◆ 小练习 a:
根据下面关于窗口函数的正文,回答这几个问题:
(i) 排名函数和LAG、LEAD在over()里不能定义什么?
(ii) over()里既没有windows_clause也没有order by时,窗口默认是什么?
(iii) 在去重这一点上,分组操作和partition有什么不同?

◆ 正文:
统计类的函数(一般都需要结合over使用): min,max,avg,sum,count
排名分析:
RANK
ROW_NUMBER
DENSE_RANK
CUME_DIST
PERCENT_RANK
NTILE
注意:不是所有的函数在运行都是可以通过改变窗口的大小,来控制计算的数据集的范围!
所有的排名函数和LAG,LEAD,支持使用over(),但是在over()中不能定义 window_clause
格式: 函数 over( partition by 字段 ,order by 字段 window_clause )
窗口的大小可以通过windows_clause来指定:
(rows | range) between (unbounded | [num]) preceding and ([num] preceding | current row | (unbounded | [num]) following)
(rows | range) between current row and (current row | (unbounded | [num]) following)
(rows | range) between [num] following and (unbounded | [num]) following
特殊情况: ①在over()中既没有出现windows_clause,也没有出现order by,窗口默认为rows between UNBOUNDED PRECEDING and UNBOUNDED FOLLOWING
②在over()中(没有出现windows_clause),指定了order by,窗口默认为rows between UNBOUNDED PRECEDING and CURRENT ROW
窗口函数和分组有什么区别
- 如果是分组操作,select后只能写分组后的字段
- 如果是窗口函数,窗口函数是在指定的窗口内,对每条记录都执行一次函数
- 如果是分组操作,有去重效果,而partition不去重!

◆ 所给信息:

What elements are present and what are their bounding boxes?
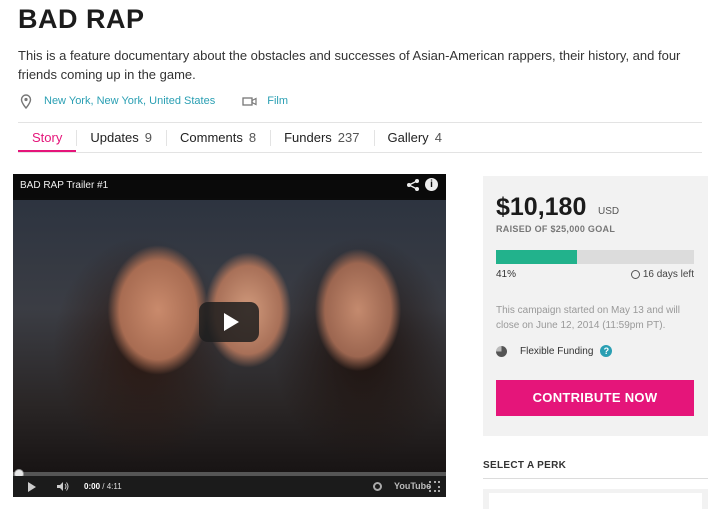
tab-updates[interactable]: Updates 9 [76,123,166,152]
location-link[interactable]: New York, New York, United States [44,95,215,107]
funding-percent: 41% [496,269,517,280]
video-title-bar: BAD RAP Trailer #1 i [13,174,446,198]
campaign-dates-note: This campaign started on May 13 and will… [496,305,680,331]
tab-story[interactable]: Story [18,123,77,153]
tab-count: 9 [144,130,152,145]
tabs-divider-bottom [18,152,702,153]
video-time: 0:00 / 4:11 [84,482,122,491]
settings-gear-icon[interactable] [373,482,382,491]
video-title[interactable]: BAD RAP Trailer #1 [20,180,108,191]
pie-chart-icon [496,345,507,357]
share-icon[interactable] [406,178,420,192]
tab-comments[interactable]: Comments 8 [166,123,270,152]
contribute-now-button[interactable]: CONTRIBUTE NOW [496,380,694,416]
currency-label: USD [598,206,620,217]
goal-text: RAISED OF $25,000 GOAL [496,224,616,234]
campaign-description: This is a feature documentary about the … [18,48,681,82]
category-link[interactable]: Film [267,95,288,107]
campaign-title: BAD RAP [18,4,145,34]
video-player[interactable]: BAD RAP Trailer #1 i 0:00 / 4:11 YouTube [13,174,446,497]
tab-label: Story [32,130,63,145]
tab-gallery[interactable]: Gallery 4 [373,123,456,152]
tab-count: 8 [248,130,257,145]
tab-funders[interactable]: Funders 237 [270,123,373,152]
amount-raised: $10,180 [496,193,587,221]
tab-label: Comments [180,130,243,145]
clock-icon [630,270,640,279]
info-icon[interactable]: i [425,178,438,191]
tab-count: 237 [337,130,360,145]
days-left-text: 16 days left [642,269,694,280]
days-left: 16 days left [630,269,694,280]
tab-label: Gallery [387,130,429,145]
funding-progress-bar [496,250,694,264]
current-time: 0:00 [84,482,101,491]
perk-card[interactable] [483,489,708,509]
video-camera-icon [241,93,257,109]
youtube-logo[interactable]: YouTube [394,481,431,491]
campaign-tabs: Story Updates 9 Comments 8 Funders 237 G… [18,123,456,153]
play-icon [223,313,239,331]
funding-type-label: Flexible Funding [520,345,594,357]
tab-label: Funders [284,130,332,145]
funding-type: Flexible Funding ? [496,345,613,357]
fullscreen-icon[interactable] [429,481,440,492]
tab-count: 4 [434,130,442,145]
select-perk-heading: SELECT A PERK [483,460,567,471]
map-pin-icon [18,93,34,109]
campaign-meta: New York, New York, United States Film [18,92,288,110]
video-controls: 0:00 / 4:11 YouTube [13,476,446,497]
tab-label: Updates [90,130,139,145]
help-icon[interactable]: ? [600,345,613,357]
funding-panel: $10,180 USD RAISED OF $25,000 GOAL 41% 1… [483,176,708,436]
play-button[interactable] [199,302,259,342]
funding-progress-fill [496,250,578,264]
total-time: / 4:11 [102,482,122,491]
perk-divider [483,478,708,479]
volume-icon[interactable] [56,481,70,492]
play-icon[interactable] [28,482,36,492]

◆ 小练习 b: 从上面的数据行里照抄一段:从包含"tab-updates[interactable]: Updates 9"的那一行开始,到包含"map-pin-icon [18,93,34,109]"的那一行结束,这两行也要抄上。

◆ 书面回答 a:
(i) 不能定义window_clause。
(ii) 默认为rows between UNBOUNDED PRECEDING and UNBOUNDED FOLLOWING。
(iii) 分组操作有去重效果,partition不去重。

◆ 书面回答 b:
tab-updates[interactable]: Updates 9 [76,123,166,152]
location-link[interactable]: New York, New York, United States [44,95,215,107]
funding-percent: 41% [496,269,517,280]
video-title-bar: BAD RAP Trailer #1 i [13,174,446,198]
campaign-dates-note: This campaign started on May 13 and will… [496,305,680,331]
tab-story[interactable]: Story [18,123,77,153]
tab-count: 9 [144,130,152,145]
tabs-divider-bottom [18,152,702,153]
video-time: 0:00 / 4:11 [84,482,122,491]
settings-gear-icon[interactable] [373,482,382,491]
video-title[interactable]: BAD RAP Trailer #1 [20,180,108,191]
pie-chart-icon [496,345,507,357]
share-icon[interactable] [406,178,420,192]
tab-comments[interactable]: Comments 8 [166,123,270,152]
contribute-now-button[interactable]: CONTRIBUTE NOW [496,380,694,416]
currency-label: USD [598,206,620,217]
goal-text: RAISED OF $25,000 GOAL [496,224,616,234]
campaign-description: This is a feature documentary about the … [18,48,681,82]
category-link[interactable]: Film [267,95,288,107]
campaign-title: BAD RAP [18,4,145,34]
video-player[interactable]: BAD RAP Trailer #1 i 0:00 / 4:11 YouTube [13,174,446,497]
tab-label: Story [32,130,63,145]
tab-gallery[interactable]: Gallery 4 [373,123,456,152]
tab-count: 8 [248,130,257,145]
tab-funders[interactable]: Funders 237 [270,123,373,152]
amount-raised: $10,180 [496,193,587,221]
tab-label: Comments [180,130,243,145]
clock-icon [630,270,640,279]
info-icon[interactable]: i [425,178,438,191]
tab-count: 237 [337,130,360,145]
days-left-text: 16 days left [642,269,694,280]
days-left: 16 days left [630,269,694,280]
tab-label: Gallery [387,130,429,145]
funding-progress-bar [496,250,694,264]
current-time: 0:00 [84,482,101,491]
perk-card[interactable] [483,489,708,509]
video-camera-icon [241,93,257,109]
youtube-logo[interactable]: YouTube [394,481,431,491]
campaign-tabs: Story Updates 9 Comments 8 Funders 237 G… [18,123,456,153]
play-icon [223,313,239,331]
funding-type-label: Flexible Funding [520,345,594,357]
tab-label: Funders [284,130,332,145]
funding-type: Flexible Funding ? [496,345,613,357]
fullscreen-icon[interactable] [429,481,440,492]
tab-count: 4 [434,130,442,145]
select-perk-heading: SELECT A PERK [483,460,567,471]
map-pin-icon [18,93,34,109]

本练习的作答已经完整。